[Start Excerpted data]
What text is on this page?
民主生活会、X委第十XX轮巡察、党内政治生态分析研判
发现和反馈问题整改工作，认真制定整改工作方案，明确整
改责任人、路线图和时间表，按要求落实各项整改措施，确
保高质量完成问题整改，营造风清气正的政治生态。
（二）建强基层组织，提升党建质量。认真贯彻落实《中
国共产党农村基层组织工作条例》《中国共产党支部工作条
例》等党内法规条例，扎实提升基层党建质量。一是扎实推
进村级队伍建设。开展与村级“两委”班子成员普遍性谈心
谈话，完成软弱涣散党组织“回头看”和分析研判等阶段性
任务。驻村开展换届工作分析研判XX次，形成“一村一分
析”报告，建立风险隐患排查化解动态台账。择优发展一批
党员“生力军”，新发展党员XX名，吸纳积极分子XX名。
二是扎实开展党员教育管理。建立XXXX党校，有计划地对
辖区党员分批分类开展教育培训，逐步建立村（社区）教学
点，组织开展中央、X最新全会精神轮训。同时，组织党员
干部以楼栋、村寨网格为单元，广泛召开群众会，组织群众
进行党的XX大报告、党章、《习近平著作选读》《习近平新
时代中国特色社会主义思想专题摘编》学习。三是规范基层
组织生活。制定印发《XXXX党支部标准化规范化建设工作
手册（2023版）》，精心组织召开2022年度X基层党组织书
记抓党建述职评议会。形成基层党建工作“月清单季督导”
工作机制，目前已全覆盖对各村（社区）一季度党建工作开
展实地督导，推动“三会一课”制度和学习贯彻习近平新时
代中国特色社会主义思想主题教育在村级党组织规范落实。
[End Excerpted data]
Task instructions => Transcribe every entry exactly.

The response =>
What text is on this page?
民主生活会、X委第十XX轮巡察、党内政治生态分析研判
发现和反馈问题整改工作，认真制定整改工作方案，明确整
改责任人、路线图和时间表，按要求落实各项整改措施，确
保高质量完成问题整改，营造风清气正的政治生态。
（二）建强基层组织，提升党建质量。认真贯彻落实《中
国共产党农村基层组织工作条例》《中国共产党支部工作条
例》等党内法规条例，扎实提升基层党建质量。一是扎实推
进村级队伍建设。开展与村级“两委”班子成员普遍性谈心
谈话，完成软弱涣散党组织“回头看”和分析研判等阶段性
任务。驻村开展换届工作分析研判XX次，形成“一村一分
析”报告，建立风险隐患排查化解动态台账。择优发展一批
党员“生力军”，新发展党员XX名，吸纳积极分子XX名。
二是扎实开展党员教育管理。建立XXXX党校，有计划地对
辖区党员分批分类开展教育培训，逐步建立村（社区）教学
点，组织开展中央、X最新全会精神轮训。同时，组织党员
干部以楼栋、村寨网格为单元，广泛召开群众会，组织群众
进行党的XX大报告、党章、《习近平著作选读》《习近平新
时代中国特色社会主义思想专题摘编》学习。三是规范基层
组织生活。制定印发《XXXX党支部标准化规范化建设工作
手册（2023版）》，精心组织召开2022年度X基层党组织书
记抓党建述职评议会。形成基层党建工作“月清单季督导”
工作机制，目前已全覆盖对各村（社区）一季度党建工作开
展实地督导，推动“三会一课”制度和学习贯彻习近平新时
代中国特色社会主义思想主题教育在村级党组织规范落实。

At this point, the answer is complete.